#### Dataset extract ####

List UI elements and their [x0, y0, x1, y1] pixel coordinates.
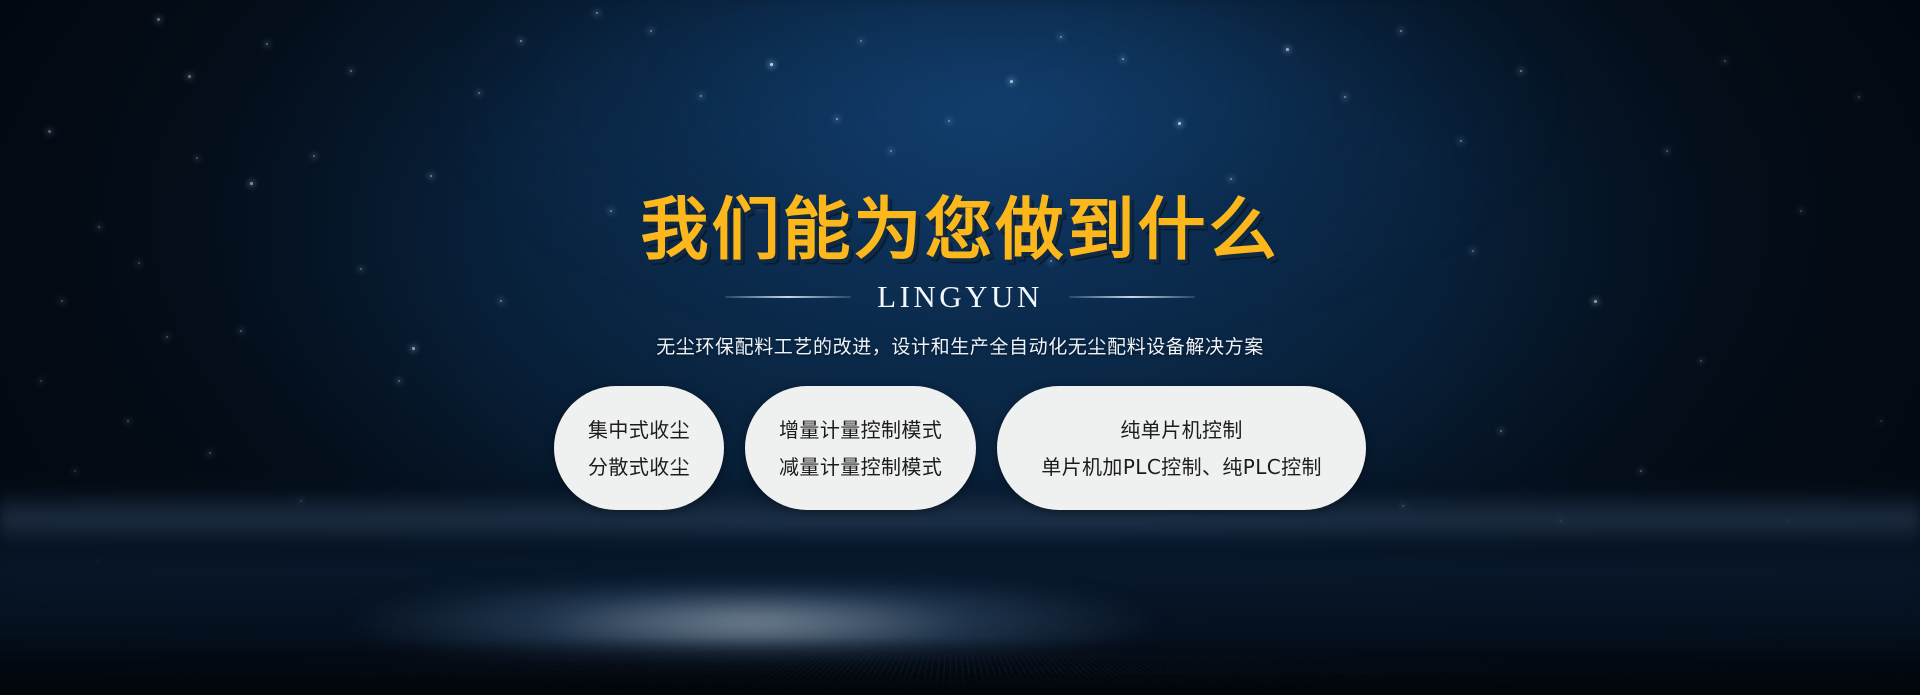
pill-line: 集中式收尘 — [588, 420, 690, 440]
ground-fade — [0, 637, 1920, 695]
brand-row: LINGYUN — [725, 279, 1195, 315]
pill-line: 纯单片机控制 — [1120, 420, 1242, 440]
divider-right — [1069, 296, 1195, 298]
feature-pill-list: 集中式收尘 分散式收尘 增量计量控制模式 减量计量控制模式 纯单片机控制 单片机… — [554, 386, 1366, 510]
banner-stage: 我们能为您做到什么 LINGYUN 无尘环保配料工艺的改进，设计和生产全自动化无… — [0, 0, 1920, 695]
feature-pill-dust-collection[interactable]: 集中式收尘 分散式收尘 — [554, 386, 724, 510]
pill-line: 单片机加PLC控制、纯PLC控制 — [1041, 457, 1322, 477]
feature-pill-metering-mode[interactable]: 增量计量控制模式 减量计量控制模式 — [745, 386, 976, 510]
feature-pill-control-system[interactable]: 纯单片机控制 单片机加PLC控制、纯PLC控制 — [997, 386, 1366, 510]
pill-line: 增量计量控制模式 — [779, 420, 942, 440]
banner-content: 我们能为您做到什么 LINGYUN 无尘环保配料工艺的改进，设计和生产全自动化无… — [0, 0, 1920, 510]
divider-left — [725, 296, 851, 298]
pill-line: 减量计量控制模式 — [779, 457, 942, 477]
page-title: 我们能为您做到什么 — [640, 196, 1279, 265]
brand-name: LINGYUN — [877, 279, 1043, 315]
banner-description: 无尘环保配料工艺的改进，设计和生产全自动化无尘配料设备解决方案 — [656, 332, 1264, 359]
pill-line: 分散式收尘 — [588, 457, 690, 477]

####

→ **Challenge**
Please copy the lines of every row above word for word, leaving the pictures out of your answer.

→ **Task response**
List UI elements and their [x0, y0, x1, y1] pixel coordinates.
pill-line: 集中式收尘 — [588, 420, 690, 440]
ground-fade — [0, 637, 1920, 695]
brand-row: LINGYUN — [725, 279, 1195, 315]
pill-line: 纯单片机控制 — [1120, 420, 1242, 440]
divider-right — [1069, 296, 1195, 298]
feature-pill-list: 集中式收尘 分散式收尘 增量计量控制模式 减量计量控制模式 纯单片机控制 单片机… — [554, 386, 1366, 510]
banner-stage: 我们能为您做到什么 LINGYUN 无尘环保配料工艺的改进，设计和生产全自动化无… — [0, 0, 1920, 695]
feature-pill-dust-collection[interactable]: 集中式收尘 分散式收尘 — [554, 386, 724, 510]
pill-line: 单片机加PLC控制、纯PLC控制 — [1041, 457, 1322, 477]
feature-pill-metering-mode[interactable]: 增量计量控制模式 减量计量控制模式 — [745, 386, 976, 510]
feature-pill-control-system[interactable]: 纯单片机控制 单片机加PLC控制、纯PLC控制 — [997, 386, 1366, 510]
pill-line: 增量计量控制模式 — [779, 420, 942, 440]
banner-content: 我们能为您做到什么 LINGYUN 无尘环保配料工艺的改进，设计和生产全自动化无… — [0, 0, 1920, 510]
divider-left — [725, 296, 851, 298]
pill-line: 减量计量控制模式 — [779, 457, 942, 477]
page-title: 我们能为您做到什么 — [640, 196, 1279, 265]
brand-name: LINGYUN — [877, 279, 1043, 315]
banner-description: 无尘环保配料工艺的改进，设计和生产全自动化无尘配料设备解决方案 — [656, 332, 1264, 359]
pill-line: 分散式收尘 — [588, 457, 690, 477]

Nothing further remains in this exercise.